Write out each entry, exactly the way it appears.

> EXCERPTED DATA
_ _ _ _ _

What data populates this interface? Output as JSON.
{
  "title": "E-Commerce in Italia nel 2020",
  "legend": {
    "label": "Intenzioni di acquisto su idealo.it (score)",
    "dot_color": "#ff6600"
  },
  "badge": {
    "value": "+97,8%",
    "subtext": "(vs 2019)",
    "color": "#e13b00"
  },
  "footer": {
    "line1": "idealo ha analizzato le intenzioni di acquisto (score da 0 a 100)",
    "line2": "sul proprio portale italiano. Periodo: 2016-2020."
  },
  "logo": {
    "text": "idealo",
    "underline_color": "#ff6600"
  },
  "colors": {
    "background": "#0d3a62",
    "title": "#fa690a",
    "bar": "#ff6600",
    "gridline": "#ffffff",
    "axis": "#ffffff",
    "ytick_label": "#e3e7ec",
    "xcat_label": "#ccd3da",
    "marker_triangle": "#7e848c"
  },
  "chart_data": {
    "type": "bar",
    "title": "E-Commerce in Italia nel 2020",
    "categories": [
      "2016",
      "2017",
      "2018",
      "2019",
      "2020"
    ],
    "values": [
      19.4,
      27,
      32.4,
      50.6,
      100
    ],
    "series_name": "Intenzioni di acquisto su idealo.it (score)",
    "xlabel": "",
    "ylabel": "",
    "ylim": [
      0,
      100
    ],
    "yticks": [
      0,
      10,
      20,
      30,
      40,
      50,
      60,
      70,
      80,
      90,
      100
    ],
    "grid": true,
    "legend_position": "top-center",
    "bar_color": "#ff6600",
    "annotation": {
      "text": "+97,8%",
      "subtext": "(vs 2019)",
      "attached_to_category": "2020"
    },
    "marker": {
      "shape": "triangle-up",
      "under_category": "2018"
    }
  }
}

_ _ _ _ _

> SOLUTION TO THE EXERCISE
What data populates this interface? Output as JSON.
{
  "title": "E-Commerce in Italia nel 2020",
  "legend": {
    "label": "Intenzioni di acquisto su idealo.it (score)",
    "dot_color": "#ff6600"
  },
  "badge": {
    "value": "+97,8%",
    "subtext": "(vs 2019)",
    "color": "#e13b00"
  },
  "footer": {
    "line1": "idealo ha analizzato le intenzioni di acquisto (score da 0 a 100)",
    "line2": "sul proprio portale italiano. Periodo: 2016-2020."
  },
  "logo": {
    "text": "idealo",
    "underline_color": "#ff6600"
  },
  "colors": {
    "background": "#0d3a62",
    "title": "#fa690a",
    "bar": "#ff6600",
    "gridline": "#ffffff",
    "axis": "#ffffff",
    "ytick_label": "#e3e7ec",
    "xcat_label": "#ccd3da",
    "marker_triangle": "#7e848c"
  },
  "chart_data": {
    "type": "bar",
    "title": "E-Commerce in Italia nel 2020",
    "categories": [
      "2016",
      "2017",
      "2018",
      "2019",
      "2020"
    ],
    "values": [
      19.4,
      27,
      32.4,
      50.6,
      100
    ],
    "series_name": "Intenzioni di acquisto su idealo.it (score)",
    "xlabel": "",
    "ylabel": "",
    "ylim": [
      0,
      100
    ],
    "yticks": [
      0,
      10,
      20,
      30,
      40,
      50,
      60,
      70,
      80,
      90,
      100
    ],
    "grid": true,
    "legend_position": "top-center",
    "bar_color": "#ff6600",
    "annotation": {
      "text": "+97,8%",
      "subtext": "(vs 2019)",
      "attached_to_category": "2020"
    },
    "marker": {
      "shape": "triangle-up",
      "under_category": "2018"
    }
  }
}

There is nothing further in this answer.